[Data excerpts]

·····

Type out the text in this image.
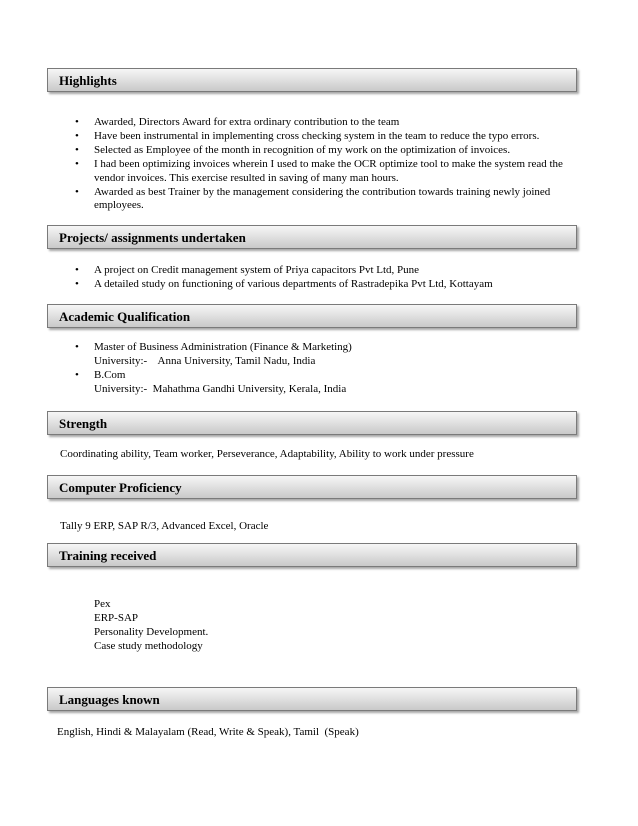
Highlights
• Awarded, Directors Award for extra ordinary contribution to the team
• Have been instrumental in implementing cross checking system in the team to reduce the typo errors.
• Selected as Employee of the month in recognition of my work on the optimization of invoices.
• I had been optimizing invoices wherein I used to make the OCR optimize tool to make the system read the vendor invoices. This exercise resulted in saving of many man hours.
• Awarded as best Trainer by the management considering the contribution towards training newly joined employees.
Projects/ assignments undertaken
• A project on Credit management system of Priya capacitors Pvt Ltd, Pune
• A detailed study on functioning of various departments of Rastradepika Pvt Ltd, Kottayam
Academic Qualification
• Master of Business Administration (Finance & Marketing)
University:-    Anna University, Tamil Nadu, India
• B.Com
University:-  Mahathma Gandhi University, Kerala, India
Strength
Coordinating ability, Team worker, Perseverance, Adaptability, Ability to work under pressure
Computer Proficiency
Tally 9 ERP, SAP R/3, Advanced Excel, Oracle
Training received
Pex
ERP-SAP
Personality Development.
Case study methodology
Languages known
English, Hindi & Malayalam (Read, Write & Speak), Tamil  (Speak)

·····

Task prompt ▸ For each line above that contains the word "Awarded", copy that line.

Exercise result ▸
• Awarded, Directors Award for extra ordinary contribution to the team
• Awarded as best Trainer by the management considering the contribution towards training newly joined employees.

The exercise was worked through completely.